WORK TO DO — Copy each line of the data below with the word "force".
* BEGIN PROVIDED INFORMATION *
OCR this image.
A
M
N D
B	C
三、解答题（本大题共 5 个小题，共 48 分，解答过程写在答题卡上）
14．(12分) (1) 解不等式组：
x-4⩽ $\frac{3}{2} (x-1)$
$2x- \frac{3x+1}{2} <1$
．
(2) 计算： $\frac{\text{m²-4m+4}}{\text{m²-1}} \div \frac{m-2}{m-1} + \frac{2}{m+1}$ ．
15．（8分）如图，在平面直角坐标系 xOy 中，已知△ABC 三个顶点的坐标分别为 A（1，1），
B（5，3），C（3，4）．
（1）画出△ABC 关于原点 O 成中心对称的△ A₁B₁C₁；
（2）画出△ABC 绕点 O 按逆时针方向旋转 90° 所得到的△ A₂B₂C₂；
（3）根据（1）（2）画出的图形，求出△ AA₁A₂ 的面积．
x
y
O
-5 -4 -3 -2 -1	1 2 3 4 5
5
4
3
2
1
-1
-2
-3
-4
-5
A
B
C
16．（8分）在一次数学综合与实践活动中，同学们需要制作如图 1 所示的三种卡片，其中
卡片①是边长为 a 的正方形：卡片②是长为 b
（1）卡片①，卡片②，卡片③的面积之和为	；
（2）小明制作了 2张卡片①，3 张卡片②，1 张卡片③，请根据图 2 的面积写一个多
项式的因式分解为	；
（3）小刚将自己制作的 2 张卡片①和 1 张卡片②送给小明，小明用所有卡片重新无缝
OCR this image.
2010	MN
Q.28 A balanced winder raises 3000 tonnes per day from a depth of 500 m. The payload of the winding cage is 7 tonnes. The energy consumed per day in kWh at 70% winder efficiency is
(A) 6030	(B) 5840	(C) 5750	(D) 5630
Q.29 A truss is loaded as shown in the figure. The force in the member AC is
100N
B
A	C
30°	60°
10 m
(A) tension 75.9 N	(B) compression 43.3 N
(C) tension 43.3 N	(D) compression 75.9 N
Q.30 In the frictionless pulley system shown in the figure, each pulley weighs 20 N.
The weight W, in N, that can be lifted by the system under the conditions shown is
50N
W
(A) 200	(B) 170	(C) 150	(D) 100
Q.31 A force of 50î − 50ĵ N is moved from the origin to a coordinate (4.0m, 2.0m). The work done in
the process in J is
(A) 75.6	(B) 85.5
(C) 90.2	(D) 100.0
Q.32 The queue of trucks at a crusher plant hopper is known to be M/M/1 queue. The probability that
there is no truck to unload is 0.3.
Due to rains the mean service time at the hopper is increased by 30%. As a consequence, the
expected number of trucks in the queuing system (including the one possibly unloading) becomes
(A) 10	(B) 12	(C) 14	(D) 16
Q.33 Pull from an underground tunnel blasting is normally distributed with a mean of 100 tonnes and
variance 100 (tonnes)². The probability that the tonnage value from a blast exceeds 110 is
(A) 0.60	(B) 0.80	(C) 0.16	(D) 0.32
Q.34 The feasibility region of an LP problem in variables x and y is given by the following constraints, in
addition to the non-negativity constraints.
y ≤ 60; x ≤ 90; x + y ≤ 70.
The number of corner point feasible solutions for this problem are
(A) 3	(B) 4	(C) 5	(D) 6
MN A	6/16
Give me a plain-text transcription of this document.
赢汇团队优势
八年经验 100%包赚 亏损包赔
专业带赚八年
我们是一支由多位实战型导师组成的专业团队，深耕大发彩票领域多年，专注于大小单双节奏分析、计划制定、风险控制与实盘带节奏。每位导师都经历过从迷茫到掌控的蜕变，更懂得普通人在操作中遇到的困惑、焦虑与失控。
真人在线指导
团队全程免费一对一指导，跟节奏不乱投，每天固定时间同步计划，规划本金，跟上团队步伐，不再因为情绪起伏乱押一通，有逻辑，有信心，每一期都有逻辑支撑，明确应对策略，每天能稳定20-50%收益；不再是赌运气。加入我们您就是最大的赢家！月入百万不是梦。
* END PROVIDED INFORMATION *
EXPECTED ANSWER —
Q.29 A truss is loaded as shown in the figure. The force in the member AC is
Q.31 A force of 50î − 50ĵ N is moved from the origin to a coordinate (4.0m, 2.0m). The work done in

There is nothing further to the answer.